▶ **Exercise instructions**
Pick out every line with the word "JSON" and copy it.

--- START Extracted material ---

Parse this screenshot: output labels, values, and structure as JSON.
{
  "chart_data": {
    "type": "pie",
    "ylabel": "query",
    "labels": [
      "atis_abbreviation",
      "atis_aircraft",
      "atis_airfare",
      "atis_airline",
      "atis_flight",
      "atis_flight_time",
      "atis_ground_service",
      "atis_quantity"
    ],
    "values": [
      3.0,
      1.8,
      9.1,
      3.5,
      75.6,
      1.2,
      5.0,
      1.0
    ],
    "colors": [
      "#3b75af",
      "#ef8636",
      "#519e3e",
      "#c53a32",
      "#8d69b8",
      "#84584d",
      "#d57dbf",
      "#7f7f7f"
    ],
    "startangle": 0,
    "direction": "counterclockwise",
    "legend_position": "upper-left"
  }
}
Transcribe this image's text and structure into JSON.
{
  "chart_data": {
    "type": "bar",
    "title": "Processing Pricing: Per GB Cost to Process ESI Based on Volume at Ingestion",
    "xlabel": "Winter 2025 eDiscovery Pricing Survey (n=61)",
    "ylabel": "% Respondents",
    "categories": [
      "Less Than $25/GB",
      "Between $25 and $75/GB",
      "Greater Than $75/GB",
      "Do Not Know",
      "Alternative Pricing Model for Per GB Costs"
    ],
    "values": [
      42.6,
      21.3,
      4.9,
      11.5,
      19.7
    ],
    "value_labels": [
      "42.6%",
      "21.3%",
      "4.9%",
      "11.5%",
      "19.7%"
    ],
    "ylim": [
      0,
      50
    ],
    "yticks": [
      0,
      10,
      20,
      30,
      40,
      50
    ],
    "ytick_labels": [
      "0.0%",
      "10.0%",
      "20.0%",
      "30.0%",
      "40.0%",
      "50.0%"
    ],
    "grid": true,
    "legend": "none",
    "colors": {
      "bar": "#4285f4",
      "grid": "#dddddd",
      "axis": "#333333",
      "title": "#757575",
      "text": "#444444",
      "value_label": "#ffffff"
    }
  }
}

--- END Extracted material ---

▶ **Exercise response**
Parse this screenshot: output labels, values, and structure as JSON.
Transcribe this image's text and structure into JSON.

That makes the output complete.